Supplied data ▸

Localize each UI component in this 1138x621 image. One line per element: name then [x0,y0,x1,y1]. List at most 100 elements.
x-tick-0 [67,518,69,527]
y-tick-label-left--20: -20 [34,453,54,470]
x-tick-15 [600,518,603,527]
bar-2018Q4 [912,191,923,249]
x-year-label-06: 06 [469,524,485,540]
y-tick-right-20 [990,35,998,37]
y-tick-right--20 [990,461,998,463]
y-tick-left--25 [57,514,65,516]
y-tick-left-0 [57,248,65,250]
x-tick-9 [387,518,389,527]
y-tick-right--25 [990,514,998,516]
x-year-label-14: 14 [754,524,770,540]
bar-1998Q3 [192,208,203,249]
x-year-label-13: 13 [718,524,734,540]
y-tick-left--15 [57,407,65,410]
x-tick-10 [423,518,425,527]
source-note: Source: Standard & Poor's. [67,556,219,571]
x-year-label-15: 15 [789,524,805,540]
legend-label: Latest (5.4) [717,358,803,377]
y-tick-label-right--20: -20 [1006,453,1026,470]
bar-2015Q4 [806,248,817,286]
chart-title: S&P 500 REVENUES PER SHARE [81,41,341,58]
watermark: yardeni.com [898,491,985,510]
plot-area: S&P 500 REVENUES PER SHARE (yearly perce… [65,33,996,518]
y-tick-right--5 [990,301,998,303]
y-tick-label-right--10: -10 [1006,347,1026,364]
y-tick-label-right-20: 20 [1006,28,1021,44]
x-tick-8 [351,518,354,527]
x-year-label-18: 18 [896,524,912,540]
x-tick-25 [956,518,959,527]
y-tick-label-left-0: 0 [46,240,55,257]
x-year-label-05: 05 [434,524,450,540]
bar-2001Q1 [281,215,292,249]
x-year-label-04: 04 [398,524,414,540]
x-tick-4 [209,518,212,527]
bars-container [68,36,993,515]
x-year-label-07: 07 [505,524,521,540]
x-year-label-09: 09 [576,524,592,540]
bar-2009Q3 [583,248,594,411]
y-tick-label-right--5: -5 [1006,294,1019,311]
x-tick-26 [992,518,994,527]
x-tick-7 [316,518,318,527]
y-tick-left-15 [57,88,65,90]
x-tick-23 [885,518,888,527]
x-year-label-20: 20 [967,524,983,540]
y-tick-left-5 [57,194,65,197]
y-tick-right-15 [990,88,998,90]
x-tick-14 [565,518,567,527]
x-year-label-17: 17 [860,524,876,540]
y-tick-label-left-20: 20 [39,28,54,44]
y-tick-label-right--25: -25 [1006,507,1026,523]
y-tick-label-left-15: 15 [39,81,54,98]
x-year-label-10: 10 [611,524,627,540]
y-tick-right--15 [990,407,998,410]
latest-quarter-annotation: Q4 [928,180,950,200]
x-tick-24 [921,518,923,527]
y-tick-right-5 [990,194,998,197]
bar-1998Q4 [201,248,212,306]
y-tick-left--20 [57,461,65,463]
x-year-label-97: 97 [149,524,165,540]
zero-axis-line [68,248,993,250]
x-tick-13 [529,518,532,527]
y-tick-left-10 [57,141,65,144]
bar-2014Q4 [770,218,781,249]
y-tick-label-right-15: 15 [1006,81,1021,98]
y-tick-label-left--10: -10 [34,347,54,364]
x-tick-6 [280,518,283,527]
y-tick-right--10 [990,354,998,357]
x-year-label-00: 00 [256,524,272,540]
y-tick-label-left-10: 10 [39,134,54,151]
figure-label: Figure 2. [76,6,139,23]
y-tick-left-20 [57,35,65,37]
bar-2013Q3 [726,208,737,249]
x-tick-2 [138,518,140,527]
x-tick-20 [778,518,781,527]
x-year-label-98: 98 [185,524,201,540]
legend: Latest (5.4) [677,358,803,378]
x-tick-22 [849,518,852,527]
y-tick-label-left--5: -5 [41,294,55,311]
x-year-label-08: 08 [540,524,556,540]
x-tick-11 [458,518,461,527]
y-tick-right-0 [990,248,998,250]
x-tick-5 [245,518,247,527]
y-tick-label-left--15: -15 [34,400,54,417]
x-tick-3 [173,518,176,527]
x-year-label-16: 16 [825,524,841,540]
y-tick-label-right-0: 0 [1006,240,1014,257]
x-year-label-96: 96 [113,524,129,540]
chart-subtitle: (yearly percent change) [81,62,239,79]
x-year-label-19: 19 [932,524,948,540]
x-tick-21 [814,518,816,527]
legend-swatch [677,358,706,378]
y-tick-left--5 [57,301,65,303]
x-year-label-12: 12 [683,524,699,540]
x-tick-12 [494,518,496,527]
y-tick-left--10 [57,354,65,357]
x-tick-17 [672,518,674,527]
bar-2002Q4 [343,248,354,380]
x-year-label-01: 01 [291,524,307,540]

Directions ▸ Arrange the data above as a numbered list with one entry per line, omitting any blank lines.

Exercise result ▸
1. Localize each UI component in this 1138x621 image. One line per element: name then [x0,y0,x1,y1]. List at most 100 elements.
2. x-tick-0 [67,518,69,527]
3. y-tick-label-left--20: -20 [34,453,54,470]
4. x-tick-15 [600,518,603,527]
5. bar-2018Q4 [912,191,923,249]
6. x-year-label-06: 06 [469,524,485,540]
7. y-tick-right-20 [990,35,998,37]
8. y-tick-right--20 [990,461,998,463]
9. y-tick-left--25 [57,514,65,516]
10. y-tick-left-0 [57,248,65,250]
11. x-tick-9 [387,518,389,527]
12. y-tick-right--25 [990,514,998,516]
13. x-year-label-14: 14 [754,524,770,540]
14. bar-1998Q3 [192,208,203,249]
15. x-year-label-13: 13 [718,524,734,540]
16. y-tick-left--15 [57,407,65,410]
17. x-tick-10 [423,518,425,527]
18. source-note: Source: Standard & Poor's. [67,556,219,571]
19. x-year-label-15: 15 [789,524,805,540]
20. legend-label: Latest (5.4) [717,358,803,377]
21. y-tick-label-right--20: -20 [1006,453,1026,470]
22. bar-2015Q4 [806,248,817,286]
23. chart-title: S&P 500 REVENUES PER SHARE [81,41,341,58]
24. watermark: yardeni.com [898,491,985,510]
25. plot-area: S&P 500 REVENUES PER SHARE (yearly perce… [65,33,996,518]
26. y-tick-right--5 [990,301,998,303]
27. y-tick-label-right--10: -10 [1006,347,1026,364]
28. y-tick-label-right-20: 20 [1006,28,1021,44]
29. x-tick-8 [351,518,354,527]
30. x-year-label-18: 18 [896,524,912,540]
31. x-tick-25 [956,518,959,527]
32. y-tick-label-left-0: 0 [46,240,55,257]
33. x-year-label-05: 05 [434,524,450,540]
34. bar-2001Q1 [281,215,292,249]
35. x-year-label-04: 04 [398,524,414,540]
36. x-tick-4 [209,518,212,527]
37. bars-container [68,36,993,515]
38. x-year-label-07: 07 [505,524,521,540]
39. x-year-label-09: 09 [576,524,592,540]
40. bar-2009Q3 [583,248,594,411]
41. y-tick-label-right--5: -5 [1006,294,1019,311]
42. x-tick-26 [992,518,994,527]
43. x-tick-7 [316,518,318,527]
44. y-tick-left-15 [57,88,65,90]
45. x-tick-23 [885,518,888,527]
46. x-year-label-20: 20 [967,524,983,540]
47. y-tick-left-5 [57,194,65,197]
48. y-tick-right-15 [990,88,998,90]
49. x-tick-14 [565,518,567,527]
50. x-year-label-17: 17 [860,524,876,540]
51. y-tick-label-left-20: 20 [39,28,54,44]
52. y-tick-label-right--25: -25 [1006,507,1026,523]
53. y-tick-label-left-15: 15 [39,81,54,98]
54. x-year-label-10: 10 [611,524,627,540]
55. y-tick-right--15 [990,407,998,410]
56. latest-quarter-annotation: Q4 [928,180,950,200]
57. x-tick-24 [921,518,923,527]
58. y-tick-right-5 [990,194,998,197]
59. bar-1998Q4 [201,248,212,306]
60. y-tick-left--20 [57,461,65,463]
61. x-year-label-97: 97 [149,524,165,540]
62. zero-axis-line [68,248,993,250]
63. x-tick-13 [529,518,532,527]
64. y-tick-left-10 [57,141,65,144]
65. bar-2014Q4 [770,218,781,249]
66. y-tick-label-right-15: 15 [1006,81,1021,98]
67. y-tick-label-left--10: -10 [34,347,54,364]
68. x-tick-6 [280,518,283,527]
69. y-tick-right--10 [990,354,998,357]
70. x-year-label-00: 00 [256,524,272,540]
71. y-tick-label-left-10: 10 [39,134,54,151]
72. figure-label: Figure 2. [76,6,139,23]
73. y-tick-left-20 [57,35,65,37]
74. bar-2013Q3 [726,208,737,249]
75. x-tick-2 [138,518,140,527]
76. x-tick-20 [778,518,781,527]
77. x-year-label-98: 98 [185,524,201,540]
78. legend: Latest (5.4) [677,358,803,378]
79. x-tick-22 [849,518,852,527]
80. y-tick-label-left--5: -5 [41,294,55,311]
81. x-year-label-08: 08 [540,524,556,540]
82. x-tick-11 [458,518,461,527]
83. y-tick-right-0 [990,248,998,250]
84. x-tick-5 [245,518,247,527]
85. y-tick-label-left--15: -15 [34,400,54,417]
86. x-tick-3 [173,518,176,527]
87. x-year-label-16: 16 [825,524,841,540]
88. y-tick-label-right-0: 0 [1006,240,1014,257]
89. x-year-label-96: 96 [113,524,129,540]
90. chart-subtitle: (yearly percent change) [81,62,239,79]
91. x-year-label-19: 19 [932,524,948,540]
92. x-tick-21 [814,518,816,527]
93. legend-swatch [677,358,706,378]
94. y-tick-left--5 [57,301,65,303]
95. x-year-label-12: 12 [683,524,699,540]
96. x-tick-12 [494,518,496,527]
97. y-tick-left--10 [57,354,65,357]
98. x-tick-17 [672,518,674,527]
99. bar-2002Q4 [343,248,354,380]
100. x-year-label-01: 01 [291,524,307,540]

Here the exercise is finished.